## START
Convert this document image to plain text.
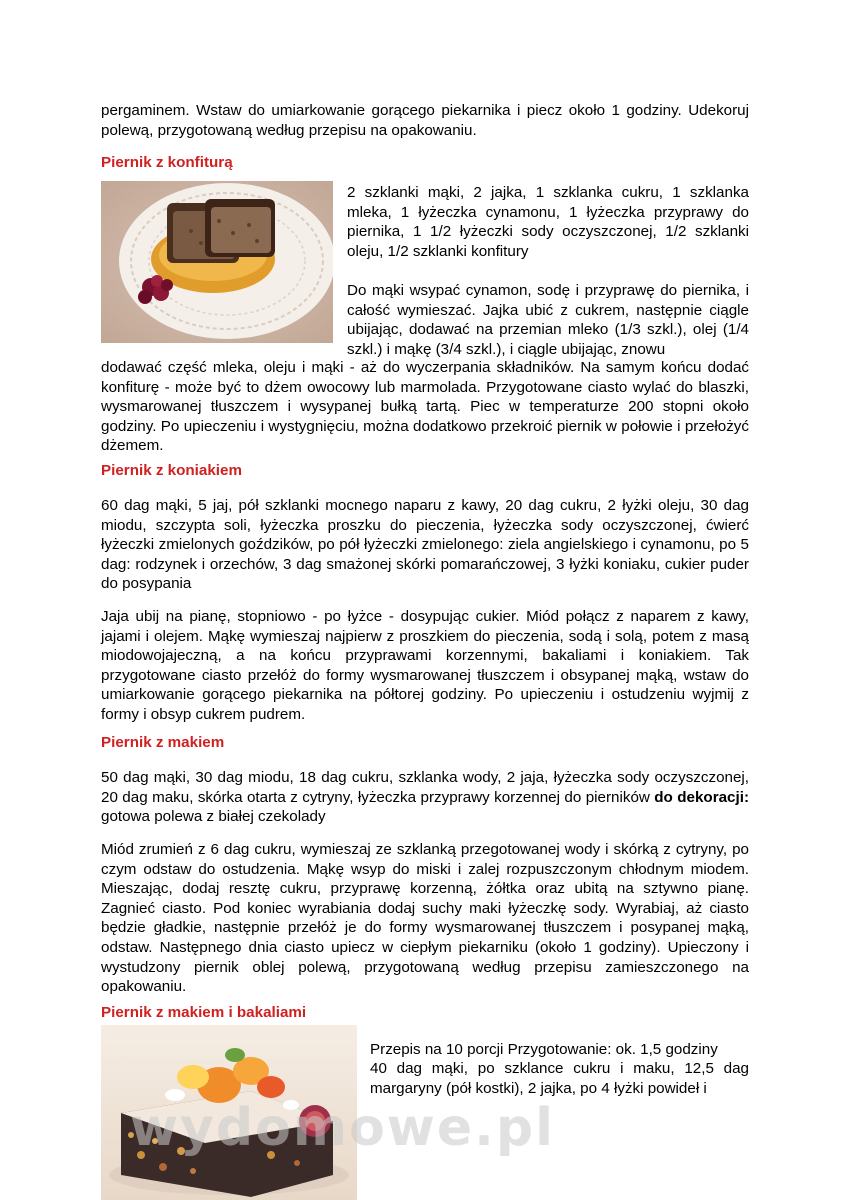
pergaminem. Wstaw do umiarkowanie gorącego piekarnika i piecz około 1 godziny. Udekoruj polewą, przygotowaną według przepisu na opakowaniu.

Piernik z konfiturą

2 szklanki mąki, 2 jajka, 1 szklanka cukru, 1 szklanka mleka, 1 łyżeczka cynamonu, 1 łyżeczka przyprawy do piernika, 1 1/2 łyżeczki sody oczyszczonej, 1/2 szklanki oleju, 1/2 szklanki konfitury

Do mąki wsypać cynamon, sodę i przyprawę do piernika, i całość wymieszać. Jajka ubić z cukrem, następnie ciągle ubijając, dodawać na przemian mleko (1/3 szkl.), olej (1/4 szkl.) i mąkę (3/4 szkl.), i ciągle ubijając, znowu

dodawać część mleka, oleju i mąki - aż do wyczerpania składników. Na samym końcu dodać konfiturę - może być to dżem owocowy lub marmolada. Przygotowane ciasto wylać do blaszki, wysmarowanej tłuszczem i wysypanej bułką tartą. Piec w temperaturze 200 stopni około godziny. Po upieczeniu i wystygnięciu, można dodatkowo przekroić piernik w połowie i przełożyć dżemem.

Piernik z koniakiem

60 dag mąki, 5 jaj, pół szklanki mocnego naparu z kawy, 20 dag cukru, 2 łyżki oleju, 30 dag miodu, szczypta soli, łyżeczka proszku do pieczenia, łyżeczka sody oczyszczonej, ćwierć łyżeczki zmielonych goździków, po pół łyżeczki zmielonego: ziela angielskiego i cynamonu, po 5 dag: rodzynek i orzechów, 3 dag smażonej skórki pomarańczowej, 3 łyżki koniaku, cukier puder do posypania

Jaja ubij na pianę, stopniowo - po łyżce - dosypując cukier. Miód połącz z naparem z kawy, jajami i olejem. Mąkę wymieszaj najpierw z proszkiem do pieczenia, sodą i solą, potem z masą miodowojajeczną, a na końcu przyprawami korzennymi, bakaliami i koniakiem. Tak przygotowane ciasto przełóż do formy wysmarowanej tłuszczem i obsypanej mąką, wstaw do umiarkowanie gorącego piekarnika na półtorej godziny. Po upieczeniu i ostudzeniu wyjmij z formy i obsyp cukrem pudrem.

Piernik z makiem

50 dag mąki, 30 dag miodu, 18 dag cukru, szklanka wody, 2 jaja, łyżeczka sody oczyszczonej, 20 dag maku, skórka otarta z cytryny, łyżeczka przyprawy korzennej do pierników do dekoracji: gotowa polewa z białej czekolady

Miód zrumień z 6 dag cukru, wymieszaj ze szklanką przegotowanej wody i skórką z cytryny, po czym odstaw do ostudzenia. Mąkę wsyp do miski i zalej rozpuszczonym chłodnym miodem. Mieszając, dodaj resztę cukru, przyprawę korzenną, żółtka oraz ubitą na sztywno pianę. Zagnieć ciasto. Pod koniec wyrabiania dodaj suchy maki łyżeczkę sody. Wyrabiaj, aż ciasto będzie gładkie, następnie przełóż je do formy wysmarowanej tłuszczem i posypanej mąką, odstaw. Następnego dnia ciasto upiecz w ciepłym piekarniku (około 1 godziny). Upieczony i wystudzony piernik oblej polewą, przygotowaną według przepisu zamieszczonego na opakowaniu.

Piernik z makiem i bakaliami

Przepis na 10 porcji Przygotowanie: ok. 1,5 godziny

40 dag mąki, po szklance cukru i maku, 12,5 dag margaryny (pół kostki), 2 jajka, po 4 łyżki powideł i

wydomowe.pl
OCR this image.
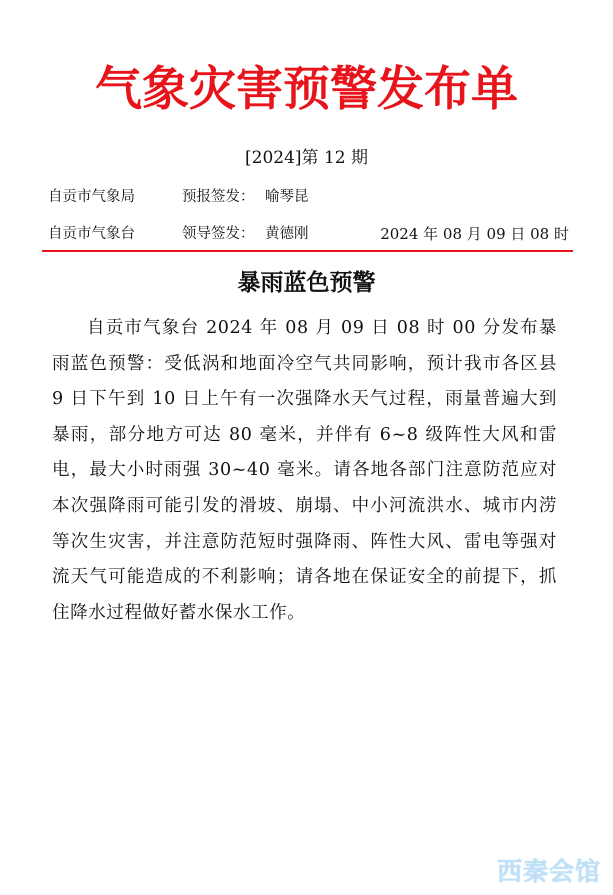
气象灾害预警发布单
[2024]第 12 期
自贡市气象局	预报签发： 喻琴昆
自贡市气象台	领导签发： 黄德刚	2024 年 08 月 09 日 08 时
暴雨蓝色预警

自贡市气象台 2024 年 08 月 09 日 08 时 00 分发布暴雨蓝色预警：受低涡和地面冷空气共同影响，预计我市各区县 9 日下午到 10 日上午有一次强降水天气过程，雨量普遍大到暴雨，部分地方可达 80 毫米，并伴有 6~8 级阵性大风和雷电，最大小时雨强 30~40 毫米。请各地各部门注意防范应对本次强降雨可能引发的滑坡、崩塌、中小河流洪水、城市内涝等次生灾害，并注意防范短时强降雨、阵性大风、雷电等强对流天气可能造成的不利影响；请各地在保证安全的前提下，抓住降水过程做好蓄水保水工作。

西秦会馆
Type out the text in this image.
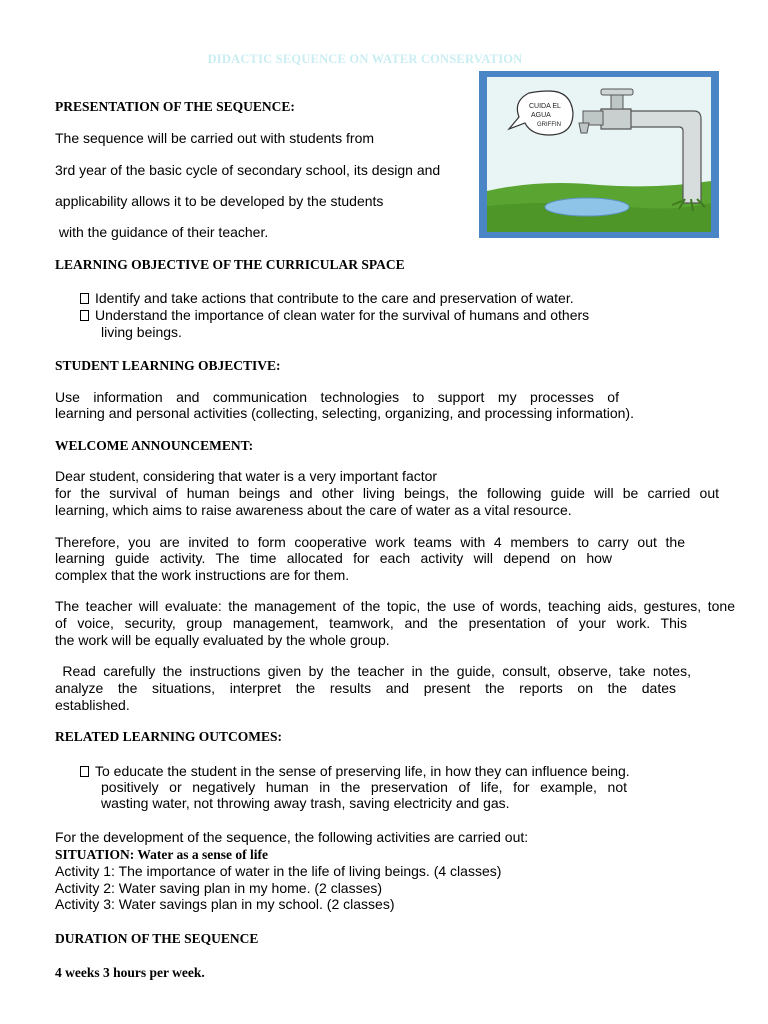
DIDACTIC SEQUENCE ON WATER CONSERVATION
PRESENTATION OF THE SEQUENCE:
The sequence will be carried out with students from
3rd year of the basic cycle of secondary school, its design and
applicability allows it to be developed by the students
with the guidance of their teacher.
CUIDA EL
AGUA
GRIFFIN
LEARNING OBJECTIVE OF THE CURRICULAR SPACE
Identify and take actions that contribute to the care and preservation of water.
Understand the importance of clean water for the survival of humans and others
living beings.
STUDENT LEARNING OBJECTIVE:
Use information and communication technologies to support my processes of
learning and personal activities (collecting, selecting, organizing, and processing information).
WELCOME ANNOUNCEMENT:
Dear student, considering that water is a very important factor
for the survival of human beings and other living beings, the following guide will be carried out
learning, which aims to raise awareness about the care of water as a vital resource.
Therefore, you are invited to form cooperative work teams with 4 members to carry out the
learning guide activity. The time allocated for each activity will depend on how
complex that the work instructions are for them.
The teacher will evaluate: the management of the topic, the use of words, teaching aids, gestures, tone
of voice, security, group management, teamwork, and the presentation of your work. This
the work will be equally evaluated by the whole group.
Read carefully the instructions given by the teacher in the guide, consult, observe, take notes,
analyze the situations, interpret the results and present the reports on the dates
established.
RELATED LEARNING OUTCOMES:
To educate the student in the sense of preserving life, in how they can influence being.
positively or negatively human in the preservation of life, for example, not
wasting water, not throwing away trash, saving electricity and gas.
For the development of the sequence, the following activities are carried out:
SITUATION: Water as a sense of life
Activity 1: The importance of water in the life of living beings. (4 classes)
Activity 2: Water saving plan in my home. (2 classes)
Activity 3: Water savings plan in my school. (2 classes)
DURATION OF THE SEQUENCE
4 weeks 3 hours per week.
## END
Instructions to follow -
Above are records to transcribe exactly; leave their pictures out.

Output -
Convert this document image to plain text.
pergaminem. Wstaw do umiarkowanie gorącego piekarnika i piecz około 1 godziny. Udekoruj polewą, przygotowaną według przepisu na opakowaniu.

Piernik z konfiturą

2 szklanki mąki, 2 jajka, 1 szklanka cukru, 1 szklanka mleka, 1 łyżeczka cynamonu, 1 łyżeczka przyprawy do piernika, 1 1/2 łyżeczki sody oczyszczonej, 1/2 szklanki oleju, 1/2 szklanki konfitury

Do mąki wsypać cynamon, sodę i przyprawę do piernika, i całość wymieszać. Jajka ubić z cukrem, następnie ciągle ubijając, dodawać na przemian mleko (1/3 szkl.), olej (1/4 szkl.) i mąkę (3/4 szkl.), i ciągle ubijając, znowu

dodawać część mleka, oleju i mąki - aż do wyczerpania składników. Na samym końcu dodać konfiturę - może być to dżem owocowy lub marmolada. Przygotowane ciasto wylać do blaszki, wysmarowanej tłuszczem i wysypanej bułką tartą. Piec w temperaturze 200 stopni około godziny. Po upieczeniu i wystygnięciu, można dodatkowo przekroić piernik w połowie i przełożyć dżemem.

Piernik z koniakiem

60 dag mąki, 5 jaj, pół szklanki mocnego naparu z kawy, 20 dag cukru, 2 łyżki oleju, 30 dag miodu, szczypta soli, łyżeczka proszku do pieczenia, łyżeczka sody oczyszczonej, ćwierć łyżeczki zmielonych goździków, po pół łyżeczki zmielonego: ziela angielskiego i cynamonu, po 5 dag: rodzynek i orzechów, 3 dag smażonej skórki pomarańczowej, 3 łyżki koniaku, cukier puder do posypania

Jaja ubij na pianę, stopniowo - po łyżce - dosypując cukier. Miód połącz z naparem z kawy, jajami i olejem. Mąkę wymieszaj najpierw z proszkiem do pieczenia, sodą i solą, potem z masą miodowojajeczną, a na końcu przyprawami korzennymi, bakaliami i koniakiem. Tak przygotowane ciasto przełóż do formy wysmarowanej tłuszczem i obsypanej mąką, wstaw do umiarkowanie gorącego piekarnika na półtorej godziny. Po upieczeniu i ostudzeniu wyjmij z formy i obsyp cukrem pudrem.

Piernik z makiem

50 dag mąki, 30 dag miodu, 18 dag cukru, szklanka wody, 2 jaja, łyżeczka sody oczyszczonej, 20 dag maku, skórka otarta z cytryny, łyżeczka przyprawy korzennej do pierników do dekoracji: gotowa polewa z białej czekolady

Miód zrumień z 6 dag cukru, wymieszaj ze szklanką przegotowanej wody i skórką z cytryny, po czym odstaw do ostudzenia. Mąkę wsyp do miski i zalej rozpuszczonym chłodnym miodem. Mieszając, dodaj resztę cukru, przyprawę korzenną, żółtka oraz ubitą na sztywno pianę. Zagnieć ciasto. Pod koniec wyrabiania dodaj suchy maki łyżeczkę sody. Wyrabiaj, aż ciasto będzie gładkie, następnie przełóż je do formy wysmarowanej tłuszczem i posypanej mąką, odstaw. Następnego dnia ciasto upiecz w ciepłym piekarniku (około 1 godziny). Upieczony i wystudzony piernik oblej polewą, przygotowaną według przepisu zamieszczonego na opakowaniu.

Piernik z makiem i bakaliami

Przepis na 10 porcji Przygotowanie: ok. 1,5 godziny

40 dag mąki, po szklance cukru i maku, 12,5 dag margaryny (pół kostki), 2 jajka, po 4 łyżki powideł i

wydomowe.pl
OCR this image.
气象灾害预警发布单
[2024]第 12 期
自贡市气象局	预报签发： 喻琴昆
自贡市气象台	领导签发： 黄德刚	2024 年 08 月 09 日 08 时
暴雨蓝色预警

自贡市气象台 2024 年 08 月 09 日 08 时 00 分发布暴雨蓝色预警：受低涡和地面冷空气共同影响，预计我市各区县 9 日下午到 10 日上午有一次强降水天气过程，雨量普遍大到暴雨，部分地方可达 80 毫米，并伴有 6~8 级阵性大风和雷电，最大小时雨强 30~40 毫米。请各地各部门注意防范应对本次强降雨可能引发的滑坡、崩塌、中小河流洪水、城市内涝等次生灾害，并注意防范短时强降雨、阵性大风、雷电等强对流天气可能造成的不利影响；请各地在保证安全的前提下，抓住降水过程做好蓄水保水工作。

西秦会馆
Type out the text in this image.
DIDACTIC SEQUENCE ON WATER CONSERVATION
PRESENTATION OF THE SEQUENCE:
The sequence will be carried out with students from
3rd year of the basic cycle of secondary school, its design and
applicability allows it to be developed by the students
with the guidance of their teacher.
CUIDA EL
AGUA
GRIFFIN
LEARNING OBJECTIVE OF THE CURRICULAR SPACE
Identify and take actions that contribute to the care and preservation of water.
Understand the importance of clean water for the survival of humans and others
living beings.
STUDENT LEARNING OBJECTIVE:
Use information and communication technologies to support my processes of
learning and personal activities (collecting, selecting, organizing, and processing information).
WELCOME ANNOUNCEMENT:
Dear student, considering that water is a very important factor
for the survival of human beings and other living beings, the following guide will be carried out
learning, which aims to raise awareness about the care of water as a vital resource.
Therefore, you are invited to form cooperative work teams with 4 members to carry out the
learning guide activity. The time allocated for each activity will depend on how
complex that the work instructions are for them.
The teacher will evaluate: the management of the topic, the use of words, teaching aids, gestures, tone
of voice, security, group management, teamwork, and the presentation of your work. This
the work will be equally evaluated by the whole group.
Read carefully the instructions given by the teacher in the guide, consult, observe, take notes,
analyze the situations, interpret the results and present the reports on the dates
established.
RELATED LEARNING OUTCOMES:
To educate the student in the sense of preserving life, in how they can influence being.
positively or negatively human in the preservation of life, for example, not
wasting water, not throwing away trash, saving electricity and gas.
For the development of the sequence, the following activities are carried out:
SITUATION: Water as a sense of life
Activity 1: The importance of water in the life of living beings. (4 classes)
Activity 2: Water saving plan in my home. (2 classes)
Activity 3: Water savings plan in my school. (2 classes)
DURATION OF THE SEQUENCE
4 weeks 3 hours per week.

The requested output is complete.